:: Short task ::
Return all lines below containing the word "time".

++++

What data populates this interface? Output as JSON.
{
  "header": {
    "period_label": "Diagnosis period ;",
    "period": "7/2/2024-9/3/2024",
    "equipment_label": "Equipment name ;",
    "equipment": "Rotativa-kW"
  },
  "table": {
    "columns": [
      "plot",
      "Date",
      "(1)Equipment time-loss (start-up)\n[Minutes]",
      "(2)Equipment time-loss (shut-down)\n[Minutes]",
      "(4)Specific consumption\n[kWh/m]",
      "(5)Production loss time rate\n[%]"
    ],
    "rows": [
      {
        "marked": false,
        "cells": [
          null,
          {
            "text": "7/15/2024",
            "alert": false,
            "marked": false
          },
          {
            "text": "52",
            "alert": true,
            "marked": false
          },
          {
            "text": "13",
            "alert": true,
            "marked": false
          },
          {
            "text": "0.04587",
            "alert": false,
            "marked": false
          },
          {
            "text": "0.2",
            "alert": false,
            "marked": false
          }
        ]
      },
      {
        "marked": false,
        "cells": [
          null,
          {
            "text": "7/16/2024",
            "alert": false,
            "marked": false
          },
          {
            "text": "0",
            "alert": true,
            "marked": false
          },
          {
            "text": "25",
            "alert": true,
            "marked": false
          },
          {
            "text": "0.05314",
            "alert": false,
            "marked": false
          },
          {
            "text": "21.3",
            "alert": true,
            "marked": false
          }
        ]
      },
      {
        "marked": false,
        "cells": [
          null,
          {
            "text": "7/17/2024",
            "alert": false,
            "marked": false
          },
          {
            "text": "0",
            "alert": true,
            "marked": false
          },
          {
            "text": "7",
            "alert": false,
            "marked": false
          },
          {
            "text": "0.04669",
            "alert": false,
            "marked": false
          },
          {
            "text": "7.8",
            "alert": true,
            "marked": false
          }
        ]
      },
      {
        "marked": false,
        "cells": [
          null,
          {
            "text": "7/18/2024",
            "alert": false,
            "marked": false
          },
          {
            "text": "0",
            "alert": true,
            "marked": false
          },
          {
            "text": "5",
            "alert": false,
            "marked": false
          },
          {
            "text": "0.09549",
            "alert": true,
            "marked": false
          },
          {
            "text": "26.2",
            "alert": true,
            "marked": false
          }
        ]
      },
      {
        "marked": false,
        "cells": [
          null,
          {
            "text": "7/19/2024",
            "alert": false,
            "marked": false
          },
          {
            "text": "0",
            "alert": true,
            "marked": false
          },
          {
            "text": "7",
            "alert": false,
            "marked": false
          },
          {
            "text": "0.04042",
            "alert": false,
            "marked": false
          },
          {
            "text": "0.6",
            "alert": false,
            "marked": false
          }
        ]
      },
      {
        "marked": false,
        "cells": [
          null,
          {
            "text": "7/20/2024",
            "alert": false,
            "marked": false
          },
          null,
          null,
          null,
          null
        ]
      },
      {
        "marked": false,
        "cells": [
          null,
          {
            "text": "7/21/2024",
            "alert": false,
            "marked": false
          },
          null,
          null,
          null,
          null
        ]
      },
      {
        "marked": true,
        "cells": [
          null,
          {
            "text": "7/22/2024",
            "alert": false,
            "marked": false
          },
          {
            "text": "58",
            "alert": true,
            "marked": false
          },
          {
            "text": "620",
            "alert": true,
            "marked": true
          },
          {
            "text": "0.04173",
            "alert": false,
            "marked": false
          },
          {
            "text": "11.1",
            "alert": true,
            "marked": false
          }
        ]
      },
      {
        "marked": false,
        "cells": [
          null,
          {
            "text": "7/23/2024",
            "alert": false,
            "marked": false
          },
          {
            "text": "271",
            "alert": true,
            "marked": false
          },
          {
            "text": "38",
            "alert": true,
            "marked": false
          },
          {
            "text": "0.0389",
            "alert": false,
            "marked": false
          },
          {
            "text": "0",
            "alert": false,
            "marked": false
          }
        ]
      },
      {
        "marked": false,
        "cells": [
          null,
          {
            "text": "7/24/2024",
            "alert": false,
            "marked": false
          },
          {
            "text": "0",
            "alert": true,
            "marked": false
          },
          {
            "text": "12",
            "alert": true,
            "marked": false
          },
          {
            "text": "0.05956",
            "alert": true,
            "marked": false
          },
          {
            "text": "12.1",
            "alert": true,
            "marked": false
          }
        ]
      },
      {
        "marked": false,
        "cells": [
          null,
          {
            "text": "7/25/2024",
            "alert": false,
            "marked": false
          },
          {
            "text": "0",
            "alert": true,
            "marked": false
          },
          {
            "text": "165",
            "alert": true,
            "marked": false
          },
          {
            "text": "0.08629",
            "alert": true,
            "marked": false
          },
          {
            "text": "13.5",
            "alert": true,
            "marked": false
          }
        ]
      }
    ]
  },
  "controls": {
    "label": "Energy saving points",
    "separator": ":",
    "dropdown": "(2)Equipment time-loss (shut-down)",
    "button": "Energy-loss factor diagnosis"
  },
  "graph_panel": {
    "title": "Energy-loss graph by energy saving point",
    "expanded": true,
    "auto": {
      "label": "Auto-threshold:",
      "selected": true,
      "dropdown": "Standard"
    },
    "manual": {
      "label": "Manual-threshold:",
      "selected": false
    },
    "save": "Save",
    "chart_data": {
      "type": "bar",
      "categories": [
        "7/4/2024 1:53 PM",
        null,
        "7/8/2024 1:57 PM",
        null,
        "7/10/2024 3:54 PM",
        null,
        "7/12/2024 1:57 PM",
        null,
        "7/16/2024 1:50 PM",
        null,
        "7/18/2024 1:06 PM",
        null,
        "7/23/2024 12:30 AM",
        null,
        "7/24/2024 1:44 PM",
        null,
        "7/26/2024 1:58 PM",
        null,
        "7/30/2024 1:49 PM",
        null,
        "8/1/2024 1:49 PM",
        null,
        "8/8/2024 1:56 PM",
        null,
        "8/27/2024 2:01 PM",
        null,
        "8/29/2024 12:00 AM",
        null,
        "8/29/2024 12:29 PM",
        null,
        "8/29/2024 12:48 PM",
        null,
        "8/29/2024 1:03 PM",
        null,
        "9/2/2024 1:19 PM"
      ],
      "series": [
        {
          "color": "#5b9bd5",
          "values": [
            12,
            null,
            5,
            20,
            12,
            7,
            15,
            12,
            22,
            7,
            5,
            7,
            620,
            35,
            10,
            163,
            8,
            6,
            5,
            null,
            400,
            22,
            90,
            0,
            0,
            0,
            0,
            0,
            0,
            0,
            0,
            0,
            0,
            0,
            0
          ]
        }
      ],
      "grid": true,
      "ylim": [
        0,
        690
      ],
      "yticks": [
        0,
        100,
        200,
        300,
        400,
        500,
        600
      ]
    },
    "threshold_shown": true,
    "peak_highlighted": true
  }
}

++++

:: Correct output ::
      "(1)Equipment time-loss (start-up)\n[Minutes]",
      "(2)Equipment time-loss (shut-down)\n[Minutes]",
      "(5)Production loss time rate\n[%]"
    "dropdown": "(2)Equipment time-loss (shut-down)",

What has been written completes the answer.